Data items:

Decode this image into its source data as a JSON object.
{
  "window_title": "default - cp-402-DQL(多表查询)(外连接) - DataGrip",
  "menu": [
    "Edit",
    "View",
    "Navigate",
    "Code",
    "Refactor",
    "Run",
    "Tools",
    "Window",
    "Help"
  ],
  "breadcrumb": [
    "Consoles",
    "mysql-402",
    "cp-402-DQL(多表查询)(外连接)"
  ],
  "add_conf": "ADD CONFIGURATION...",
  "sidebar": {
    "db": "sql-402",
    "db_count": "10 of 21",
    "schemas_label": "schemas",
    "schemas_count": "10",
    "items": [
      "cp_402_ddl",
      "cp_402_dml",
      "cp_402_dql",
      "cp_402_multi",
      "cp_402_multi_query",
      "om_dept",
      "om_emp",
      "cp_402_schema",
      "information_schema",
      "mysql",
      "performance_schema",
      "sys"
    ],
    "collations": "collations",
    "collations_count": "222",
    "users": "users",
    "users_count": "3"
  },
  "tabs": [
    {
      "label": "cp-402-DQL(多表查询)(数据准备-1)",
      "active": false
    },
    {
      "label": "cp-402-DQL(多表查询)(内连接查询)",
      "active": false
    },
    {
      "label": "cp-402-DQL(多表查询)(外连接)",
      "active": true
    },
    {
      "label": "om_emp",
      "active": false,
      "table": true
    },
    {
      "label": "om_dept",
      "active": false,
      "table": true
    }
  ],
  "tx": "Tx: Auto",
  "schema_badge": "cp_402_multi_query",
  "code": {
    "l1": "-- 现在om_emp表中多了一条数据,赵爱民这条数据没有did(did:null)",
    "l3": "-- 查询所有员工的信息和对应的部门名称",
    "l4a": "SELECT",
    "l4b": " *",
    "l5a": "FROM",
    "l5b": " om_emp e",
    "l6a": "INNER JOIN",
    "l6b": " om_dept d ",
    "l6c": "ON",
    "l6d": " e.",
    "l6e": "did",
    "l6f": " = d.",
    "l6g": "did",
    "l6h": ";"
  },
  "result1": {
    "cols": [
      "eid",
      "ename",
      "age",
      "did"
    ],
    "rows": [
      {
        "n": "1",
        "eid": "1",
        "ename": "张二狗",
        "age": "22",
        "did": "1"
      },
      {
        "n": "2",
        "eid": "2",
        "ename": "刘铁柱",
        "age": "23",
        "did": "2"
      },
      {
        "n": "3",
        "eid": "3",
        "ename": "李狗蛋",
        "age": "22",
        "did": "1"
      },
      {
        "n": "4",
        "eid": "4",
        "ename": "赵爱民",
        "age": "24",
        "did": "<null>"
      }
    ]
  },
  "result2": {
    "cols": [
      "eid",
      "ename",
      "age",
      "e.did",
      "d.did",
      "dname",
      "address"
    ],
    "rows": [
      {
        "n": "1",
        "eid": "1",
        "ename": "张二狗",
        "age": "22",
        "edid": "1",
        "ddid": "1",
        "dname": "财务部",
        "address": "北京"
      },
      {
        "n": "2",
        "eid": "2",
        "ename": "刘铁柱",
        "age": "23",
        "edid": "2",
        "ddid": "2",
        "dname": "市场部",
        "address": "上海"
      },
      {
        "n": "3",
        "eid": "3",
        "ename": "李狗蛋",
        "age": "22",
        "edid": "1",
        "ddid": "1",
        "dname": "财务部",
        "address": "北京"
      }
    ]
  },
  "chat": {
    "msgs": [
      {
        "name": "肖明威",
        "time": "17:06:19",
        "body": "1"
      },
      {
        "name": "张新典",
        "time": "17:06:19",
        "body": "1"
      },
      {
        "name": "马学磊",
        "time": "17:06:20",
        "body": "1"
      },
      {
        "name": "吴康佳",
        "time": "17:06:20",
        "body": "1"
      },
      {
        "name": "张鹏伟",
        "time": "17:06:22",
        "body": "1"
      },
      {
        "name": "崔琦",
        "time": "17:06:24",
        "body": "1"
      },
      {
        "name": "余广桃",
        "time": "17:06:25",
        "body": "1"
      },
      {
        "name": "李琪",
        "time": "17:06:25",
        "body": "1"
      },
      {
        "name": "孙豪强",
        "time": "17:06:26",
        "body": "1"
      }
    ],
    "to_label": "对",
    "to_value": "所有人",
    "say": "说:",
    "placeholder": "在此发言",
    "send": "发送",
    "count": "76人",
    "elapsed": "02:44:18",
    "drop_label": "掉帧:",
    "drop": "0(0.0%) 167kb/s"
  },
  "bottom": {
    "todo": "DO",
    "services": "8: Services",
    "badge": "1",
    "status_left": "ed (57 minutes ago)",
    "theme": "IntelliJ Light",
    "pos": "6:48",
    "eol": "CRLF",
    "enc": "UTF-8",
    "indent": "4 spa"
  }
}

WORK INSTRUCTIONS: Reproduce the full listing word for word.

RESULT OF THE TASK:
Decode this image into its source data as a JSON object.
{
  "window_title": "default - cp-402-DQL(多表查询)(外连接) - DataGrip",
  "menu": [
    "Edit",
    "View",
    "Navigate",
    "Code",
    "Refactor",
    "Run",
    "Tools",
    "Window",
    "Help"
  ],
  "breadcrumb": [
    "Consoles",
    "mysql-402",
    "cp-402-DQL(多表查询)(外连接)"
  ],
  "add_conf": "ADD CONFIGURATION...",
  "sidebar": {
    "db": "sql-402",
    "db_count": "10 of 21",
    "schemas_label": "schemas",
    "schemas_count": "10",
    "items": [
      "cp_402_ddl",
      "cp_402_dml",
      "cp_402_dql",
      "cp_402_multi",
      "cp_402_multi_query",
      "om_dept",
      "om_emp",
      "cp_402_schema",
      "information_schema",
      "mysql",
      "performance_schema",
      "sys"
    ],
    "collations": "collations",
    "collations_count": "222",
    "users": "users",
    "users_count": "3"
  },
  "tabs": [
    {
      "label": "cp-402-DQL(多表查询)(数据准备-1)",
      "active": false
    },
    {
      "label": "cp-402-DQL(多表查询)(内连接查询)",
      "active": false
    },
    {
      "label": "cp-402-DQL(多表查询)(外连接)",
      "active": true
    },
    {
      "label": "om_emp",
      "active": false,
      "table": true
    },
    {
      "label": "om_dept",
      "active": false,
      "table": true
    }
  ],
  "tx": "Tx: Auto",
  "schema_badge": "cp_402_multi_query",
  "code": {
    "l1": "-- 现在om_emp表中多了一条数据,赵爱民这条数据没有did(did:null)",
    "l3": "-- 查询所有员工的信息和对应的部门名称",
    "l4a": "SELECT",
    "l4b": " *",
    "l5a": "FROM",
    "l5b": " om_emp e",
    "l6a": "INNER JOIN",
    "l6b": " om_dept d ",
    "l6c": "ON",
    "l6d": " e.",
    "l6e": "did",
    "l6f": " = d.",
    "l6g": "did",
    "l6h": ";"
  },
  "result1": {
    "cols": [
      "eid",
      "ename",
      "age",
      "did"
    ],
    "rows": [
      {
        "n": "1",
        "eid": "1",
        "ename": "张二狗",
        "age": "22",
        "did": "1"
      },
      {
        "n": "2",
        "eid": "2",
        "ename": "刘铁柱",
        "age": "23",
        "did": "2"
      },
      {
        "n": "3",
        "eid": "3",
        "ename": "李狗蛋",
        "age": "22",
        "did": "1"
      },
      {
        "n": "4",
        "eid": "4",
        "ename": "赵爱民",
        "age": "24",
        "did": "<null>"
      }
    ]
  },
  "result2": {
    "cols": [
      "eid",
      "ename",
      "age",
      "e.did",
      "d.did",
      "dname",
      "address"
    ],
    "rows": [
      {
        "n": "1",
        "eid": "1",
        "ename": "张二狗",
        "age": "22",
        "edid": "1",
        "ddid": "1",
        "dname": "财务部",
        "address": "北京"
      },
      {
        "n": "2",
        "eid": "2",
        "ename": "刘铁柱",
        "age": "23",
        "edid": "2",
        "ddid": "2",
        "dname": "市场部",
        "address": "上海"
      },
      {
        "n": "3",
        "eid": "3",
        "ename": "李狗蛋",
        "age": "22",
        "edid": "1",
        "ddid": "1",
        "dname": "财务部",
        "address": "北京"
      }
    ]
  },
  "chat": {
    "msgs": [
      {
        "name": "肖明威",
        "time": "17:06:19",
        "body": "1"
      },
      {
        "name": "张新典",
        "time": "17:06:19",
        "body": "1"
      },
      {
        "name": "马学磊",
        "time": "17:06:20",
        "body": "1"
      },
      {
        "name": "吴康佳",
        "time": "17:06:20",
        "body": "1"
      },
      {
        "name": "张鹏伟",
        "time": "17:06:22",
        "body": "1"
      },
      {
        "name": "崔琦",
        "time": "17:06:24",
        "body": "1"
      },
      {
        "name": "余广桃",
        "time": "17:06:25",
        "body": "1"
      },
      {
        "name": "李琪",
        "time": "17:06:25",
        "body": "1"
      },
      {
        "name": "孙豪强",
        "time": "17:06:26",
        "body": "1"
      }
    ],
    "to_label": "对",
    "to_value": "所有人",
    "say": "说:",
    "placeholder": "在此发言",
    "send": "发送",
    "count": "76人",
    "elapsed": "02:44:18",
    "drop_label": "掉帧:",
    "drop": "0(0.0%) 167kb/s"
  },
  "bottom": {
    "todo": "DO",
    "services": "8: Services",
    "badge": "1",
    "status_left": "ed (57 minutes ago)",
    "theme": "IntelliJ Light",
    "pos": "6:48",
    "eol": "CRLF",
    "enc": "UTF-8",
    "indent": "4 spa"
  }
}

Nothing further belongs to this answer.